-- Begin Input records --
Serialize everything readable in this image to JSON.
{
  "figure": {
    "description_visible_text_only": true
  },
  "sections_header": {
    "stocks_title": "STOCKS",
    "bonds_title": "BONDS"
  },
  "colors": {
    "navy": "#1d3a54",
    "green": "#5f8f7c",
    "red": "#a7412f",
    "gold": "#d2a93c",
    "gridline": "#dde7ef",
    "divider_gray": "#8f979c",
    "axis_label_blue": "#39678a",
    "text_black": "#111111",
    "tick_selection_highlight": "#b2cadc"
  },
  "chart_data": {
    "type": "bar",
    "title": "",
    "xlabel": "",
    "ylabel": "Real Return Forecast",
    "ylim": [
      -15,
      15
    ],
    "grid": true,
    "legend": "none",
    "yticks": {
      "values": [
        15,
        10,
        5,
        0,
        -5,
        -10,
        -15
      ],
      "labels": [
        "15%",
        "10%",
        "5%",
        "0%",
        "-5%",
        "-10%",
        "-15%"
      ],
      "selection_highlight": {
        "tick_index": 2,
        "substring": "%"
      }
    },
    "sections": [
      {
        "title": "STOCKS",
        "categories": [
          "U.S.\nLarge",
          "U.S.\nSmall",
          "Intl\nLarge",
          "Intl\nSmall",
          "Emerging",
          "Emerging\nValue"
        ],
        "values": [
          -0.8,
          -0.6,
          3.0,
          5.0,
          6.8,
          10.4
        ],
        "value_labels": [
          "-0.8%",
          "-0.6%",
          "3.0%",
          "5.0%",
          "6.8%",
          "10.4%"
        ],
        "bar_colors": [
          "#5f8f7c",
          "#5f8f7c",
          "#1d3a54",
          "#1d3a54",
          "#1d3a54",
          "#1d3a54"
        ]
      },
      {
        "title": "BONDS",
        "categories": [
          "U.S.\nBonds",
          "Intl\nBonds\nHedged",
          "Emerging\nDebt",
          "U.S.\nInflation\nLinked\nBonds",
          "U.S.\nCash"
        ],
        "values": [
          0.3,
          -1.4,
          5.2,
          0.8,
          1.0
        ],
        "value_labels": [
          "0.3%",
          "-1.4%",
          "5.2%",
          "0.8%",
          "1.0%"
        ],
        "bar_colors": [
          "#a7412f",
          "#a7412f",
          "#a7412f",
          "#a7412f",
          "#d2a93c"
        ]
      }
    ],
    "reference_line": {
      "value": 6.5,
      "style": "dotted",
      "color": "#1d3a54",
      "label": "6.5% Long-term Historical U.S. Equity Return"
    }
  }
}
-- End Input records --
| Written request |
Copy out the material word for word and line for line.

| Result of the task |
Serialize everything readable in this image to JSON.
{
  "figure": {
    "description_visible_text_only": true
  },
  "sections_header": {
    "stocks_title": "STOCKS",
    "bonds_title": "BONDS"
  },
  "colors": {
    "navy": "#1d3a54",
    "green": "#5f8f7c",
    "red": "#a7412f",
    "gold": "#d2a93c",
    "gridline": "#dde7ef",
    "divider_gray": "#8f979c",
    "axis_label_blue": "#39678a",
    "text_black": "#111111",
    "tick_selection_highlight": "#b2cadc"
  },
  "chart_data": {
    "type": "bar",
    "title": "",
    "xlabel": "",
    "ylabel": "Real Return Forecast",
    "ylim": [
      -15,
      15
    ],
    "grid": true,
    "legend": "none",
    "yticks": {
      "values": [
        15,
        10,
        5,
        0,
        -5,
        -10,
        -15
      ],
      "labels": [
        "15%",
        "10%",
        "5%",
        "0%",
        "-5%",
        "-10%",
        "-15%"
      ],
      "selection_highlight": {
        "tick_index": 2,
        "substring": "%"
      }
    },
    "sections": [
      {
        "title": "STOCKS",
        "categories": [
          "U.S.\nLarge",
          "U.S.\nSmall",
          "Intl\nLarge",
          "Intl\nSmall",
          "Emerging",
          "Emerging\nValue"
        ],
        "values": [
          -0.8,
          -0.6,
          3.0,
          5.0,
          6.8,
          10.4
        ],
        "value_labels": [
          "-0.8%",
          "-0.6%",
          "3.0%",
          "5.0%",
          "6.8%",
          "10.4%"
        ],
        "bar_colors": [
          "#5f8f7c",
          "#5f8f7c",
          "#1d3a54",
          "#1d3a54",
          "#1d3a54",
          "#1d3a54"
        ]
      },
      {
        "title": "BONDS",
        "categories": [
          "U.S.\nBonds",
          "Intl\nBonds\nHedged",
          "Emerging\nDebt",
          "U.S.\nInflation\nLinked\nBonds",
          "U.S.\nCash"
        ],
        "values": [
          0.3,
          -1.4,
          5.2,
          0.8,
          1.0
        ],
        "value_labels": [
          "0.3%",
          "-1.4%",
          "5.2%",
          "0.8%",
          "1.0%"
        ],
        "bar_colors": [
          "#a7412f",
          "#a7412f",
          "#a7412f",
          "#a7412f",
          "#d2a93c"
        ]
      }
    ],
    "reference_line": {
      "value": 6.5,
      "style": "dotted",
      "color": "#1d3a54",
      "label": "6.5% Long-term Historical U.S. Equity Return"
    }
  }
}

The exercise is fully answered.